(Figure contents as structured data)
** BEGIN **

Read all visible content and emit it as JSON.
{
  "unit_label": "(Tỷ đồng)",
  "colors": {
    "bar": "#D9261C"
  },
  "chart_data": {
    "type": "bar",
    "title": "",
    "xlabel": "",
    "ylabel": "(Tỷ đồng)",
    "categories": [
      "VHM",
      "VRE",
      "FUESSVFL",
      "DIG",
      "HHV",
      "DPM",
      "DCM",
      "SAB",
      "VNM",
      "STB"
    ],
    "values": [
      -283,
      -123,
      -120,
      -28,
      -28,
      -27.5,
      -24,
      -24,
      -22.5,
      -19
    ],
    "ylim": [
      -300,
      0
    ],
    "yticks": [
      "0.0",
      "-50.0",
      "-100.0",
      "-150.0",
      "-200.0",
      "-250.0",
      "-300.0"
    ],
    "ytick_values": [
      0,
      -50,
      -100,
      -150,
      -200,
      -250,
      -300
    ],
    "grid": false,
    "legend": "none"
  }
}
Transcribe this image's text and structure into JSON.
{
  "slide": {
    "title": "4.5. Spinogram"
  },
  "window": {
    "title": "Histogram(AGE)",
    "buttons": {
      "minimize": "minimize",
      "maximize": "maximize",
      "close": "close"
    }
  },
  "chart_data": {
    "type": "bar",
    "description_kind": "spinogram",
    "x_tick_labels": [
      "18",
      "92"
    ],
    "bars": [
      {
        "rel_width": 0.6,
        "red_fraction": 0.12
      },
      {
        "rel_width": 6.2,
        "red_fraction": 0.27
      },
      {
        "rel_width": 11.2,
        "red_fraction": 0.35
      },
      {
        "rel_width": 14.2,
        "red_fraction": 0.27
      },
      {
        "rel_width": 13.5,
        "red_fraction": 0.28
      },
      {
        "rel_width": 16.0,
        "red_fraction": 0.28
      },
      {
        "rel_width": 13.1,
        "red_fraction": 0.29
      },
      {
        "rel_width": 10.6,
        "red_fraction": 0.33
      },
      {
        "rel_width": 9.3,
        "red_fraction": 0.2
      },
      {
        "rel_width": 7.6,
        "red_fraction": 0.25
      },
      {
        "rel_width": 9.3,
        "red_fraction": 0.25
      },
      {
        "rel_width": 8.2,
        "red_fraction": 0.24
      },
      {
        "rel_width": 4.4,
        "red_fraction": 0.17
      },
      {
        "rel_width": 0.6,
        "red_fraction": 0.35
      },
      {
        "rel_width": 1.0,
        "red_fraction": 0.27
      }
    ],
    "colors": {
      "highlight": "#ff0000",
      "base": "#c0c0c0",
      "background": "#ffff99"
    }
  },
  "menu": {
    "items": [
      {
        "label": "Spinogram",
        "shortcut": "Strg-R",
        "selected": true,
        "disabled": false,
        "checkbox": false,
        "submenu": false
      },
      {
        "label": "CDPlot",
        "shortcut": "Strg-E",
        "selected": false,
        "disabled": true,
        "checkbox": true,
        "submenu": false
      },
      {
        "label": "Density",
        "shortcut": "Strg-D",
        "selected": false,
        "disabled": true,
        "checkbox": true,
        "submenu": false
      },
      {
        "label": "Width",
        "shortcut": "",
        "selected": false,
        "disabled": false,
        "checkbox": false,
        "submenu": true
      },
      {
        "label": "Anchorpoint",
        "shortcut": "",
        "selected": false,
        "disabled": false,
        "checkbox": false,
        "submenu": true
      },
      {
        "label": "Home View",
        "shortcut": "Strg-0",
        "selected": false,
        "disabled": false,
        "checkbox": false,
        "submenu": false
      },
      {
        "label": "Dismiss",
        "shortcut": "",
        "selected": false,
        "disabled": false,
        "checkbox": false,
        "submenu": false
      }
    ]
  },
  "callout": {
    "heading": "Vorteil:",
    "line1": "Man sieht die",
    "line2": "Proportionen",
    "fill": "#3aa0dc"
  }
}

** END **

§ THE EXERCISE:
Print the whole listing exactly as it is.

§ RESPONSE:
Read all visible content and emit it as JSON.
{
  "unit_label": "(Tỷ đồng)",
  "colors": {
    "bar": "#D9261C"
  },
  "chart_data": {
    "type": "bar",
    "title": "",
    "xlabel": "",
    "ylabel": "(Tỷ đồng)",
    "categories": [
      "VHM",
      "VRE",
      "FUESSVFL",
      "DIG",
      "HHV",
      "DPM",
      "DCM",
      "SAB",
      "VNM",
      "STB"
    ],
    "values": [
      -283,
      -123,
      -120,
      -28,
      -28,
      -27.5,
      -24,
      -24,
      -22.5,
      -19
    ],
    "ylim": [
      -300,
      0
    ],
    "yticks": [
      "0.0",
      "-50.0",
      "-100.0",
      "-150.0",
      "-200.0",
      "-250.0",
      "-300.0"
    ],
    "ytick_values": [
      0,
      -50,
      -100,
      -150,
      -200,
      -250,
      -300
    ],
    "grid": false,
    "legend": "none"
  }
}
Transcribe this image's text and structure into JSON.
{
  "slide": {
    "title": "4.5. Spinogram"
  },
  "window": {
    "title": "Histogram(AGE)",
    "buttons": {
      "minimize": "minimize",
      "maximize": "maximize",
      "close": "close"
    }
  },
  "chart_data": {
    "type": "bar",
    "description_kind": "spinogram",
    "x_tick_labels": [
      "18",
      "92"
    ],
    "bars": [
      {
        "rel_width": 0.6,
        "red_fraction": 0.12
      },
      {
        "rel_width": 6.2,
        "red_fraction": 0.27
      },
      {
        "rel_width": 11.2,
        "red_fraction": 0.35
      },
      {
        "rel_width": 14.2,
        "red_fraction": 0.27
      },
      {
        "rel_width": 13.5,
        "red_fraction": 0.28
      },
      {
        "rel_width": 16.0,
        "red_fraction": 0.28
      },
      {
        "rel_width": 13.1,
        "red_fraction": 0.29
      },
      {
        "rel_width": 10.6,
        "red_fraction": 0.33
      },
      {
        "rel_width": 9.3,
        "red_fraction": 0.2
      },
      {
        "rel_width": 7.6,
        "red_fraction": 0.25
      },
      {
        "rel_width": 9.3,
        "red_fraction": 0.25
      },
      {
        "rel_width": 8.2,
        "red_fraction": 0.24
      },
      {
        "rel_width": 4.4,
        "red_fraction": 0.17
      },
      {
        "rel_width": 0.6,
        "red_fraction": 0.35
      },
      {
        "rel_width": 1.0,
        "red_fraction": 0.27
      }
    ],
    "colors": {
      "highlight": "#ff0000",
      "base": "#c0c0c0",
      "background": "#ffff99"
    }
  },
  "menu": {
    "items": [
      {
        "label": "Spinogram",
        "shortcut": "Strg-R",
        "selected": true,
        "disabled": false,
        "checkbox": false,
        "submenu": false
      },
      {
        "label": "CDPlot",
        "shortcut": "Strg-E",
        "selected": false,
        "disabled": true,
        "checkbox": true,
        "submenu": false
      },
      {
        "label": "Density",
        "shortcut": "Strg-D",
        "selected": false,
        "disabled": true,
        "checkbox": true,
        "submenu": false
      },
      {
        "label": "Width",
        "shortcut": "",
        "selected": false,
        "disabled": false,
        "checkbox": false,
        "submenu": true
      },
      {
        "label": "Anchorpoint",
        "shortcut": "",
        "selected": false,
        "disabled": false,
        "checkbox": false,
        "submenu": true
      },
      {
        "label": "Home View",
        "shortcut": "Strg-0",
        "selected": false,
        "disabled": false,
        "checkbox": false,
        "submenu": false
      },
      {
        "label": "Dismiss",
        "shortcut": "",
        "selected": false,
        "disabled": false,
        "checkbox": false,
        "submenu": false
      }
    ]
  },
  "callout": {
    "heading": "Vorteil:",
    "line1": "Man sieht die",
    "line2": "Proportionen",
    "fill": "#3aa0dc"
  }
}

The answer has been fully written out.